▸ Alıntı metin
-=-=-=-=-

Haberin İngilizcesi için tıklayın
- Türkiye’de her 10 gazeteci kadından 6’sı “İş hayatımda cinsiyetim nedeniyle ayrımcılığa uğradım/uğruyorum” diyor.
- Gazeteci kadınların yüzde 55’i, erkeklere göre eşit işe eşit ücret almadıklarını söylüyor.
- Yüzde 87’si ise çocuk sahibi olmanın meslek hayatını olumsuz etkilediğini ya da etkileyebileceği düşünüyor.
Türkiye Gazeteciler Sendikası (TGS) Kadın ve LGBTİ Komisyonu’nun, Şubat 2018’de Türkiye’deki gazeteci kadınlarla gerçekleştirdiği sonuçları açıklandı.
Açıklamayı Türkiye Gazeteciler Sendikası Kadın ve LGBTİ Komisyonu’ndan Gülfem Karataş ile Zeynep Yüncüler okudu.
Açıklamanın sonunda Türkiye hapishanelerindeki mahpus gazeteci kadınların durumu hatırlatılarak “Hiçbir gazetecinin mesleki faaliyetinden ötürü hapsedilmesi kabul edilemez” dendi.

-=-=-=-=-

▸ Veri kümesi içeriği

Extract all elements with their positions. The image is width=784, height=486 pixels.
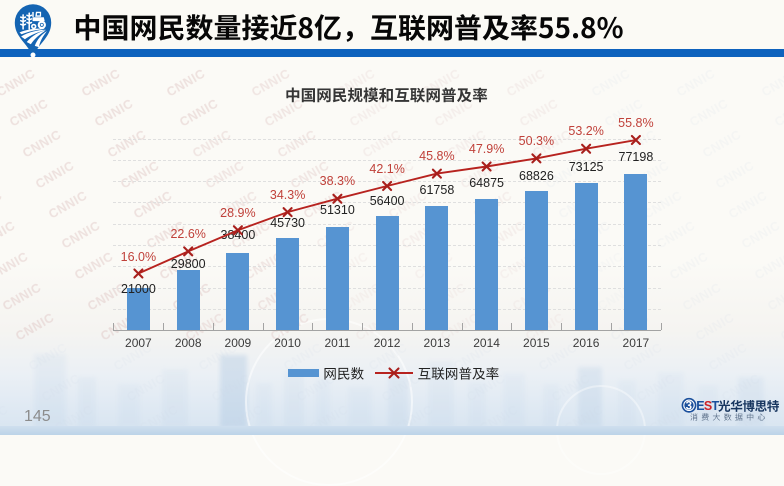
svg-text:3: 3	[686, 400, 692, 412]
svg-text:EST: EST	[696, 399, 719, 413]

-=-=-=-=-

▸ Alıştırma A
Gazeteci kadınlarla ilgili alıntı metne göre, gazeteci kadınların yüzde kaçı erkeklere göre eşit işe eşit ücret almadığını söylüyor?
▸ Alıştırma B
Gazeteci kadınlar üzerine alıntı metni, son cümlesinden sonra gelecek şekilde sürdürün.

▸ Nihai cevap A
Yüzde 55'i.

▸ Nihai cevap B
Ankete 220 gazeteci kadın katıldı
Ankete katılan 220 gazeteci kadının yüzde 47’si yazılı basında, geri kalanları ise eşit bir dağılımla televizyon, internet, haber ajansında ya da freelance olarak çalışanlardan oluştu.
Ankette gazetecilere işyerinde ve sahada cinsiyet ayrımcılığı (ekonomik, emek gücü, evlilik, doğum) ve şiddet konusunda sorular soruldu.
Yüzde 55 ücret eşitsizliği yaşadığını söylüyor
Ankete göre, gazeteci kadınların yüzde 63’ü erkek meslektaşlarına göre daha az ciddiye alındığı, emeğinin daha az göründüğünü düşünüyor.
Yüzde 63’ü, bir diğer ifadeyle her 10 kadından 6’sı, “İş hayatımda cinsiyetim nedeniyle ayrımcılığa uğradım/uğruyorum” diyor.
Ayrıca katılımcıların yüzde 55’i “Benimle aynı işi/benzer işi yapan erkek çalışanlardan daha düşük ücret alıyorum” ifadesine az ya da çok katıldıklarını belirtiyor.
İş özel hayat dengesini kurmak zor
“Bu meslek 9-17 arası yapılmıyor sadece. Haber her saat yazılabiliyor, kaynak her saat arayabiliyor. Öyle olunca da özel hayattan çalınıyor, eşten çocuktan.”
Çalışma saatlerinin belirsizliği, iş yoğunluğu, fazla mesailer ve stresli çalışma koşulları nedeniyle, gazeteciler iş ve özel hayat arasındaki dengeyi kurmakta zorlandıklarını ifade ediyorlar.
“Çalışma saatleri ve iş yoğunluğu nedeniyle çocuğa vakit ayıramamak; hastalık gibi durumlarında işyerinden çıkamamak, kimi zaman 20 saati bulan çalışma saatleri nedeniyle özel hayatının olamaması…”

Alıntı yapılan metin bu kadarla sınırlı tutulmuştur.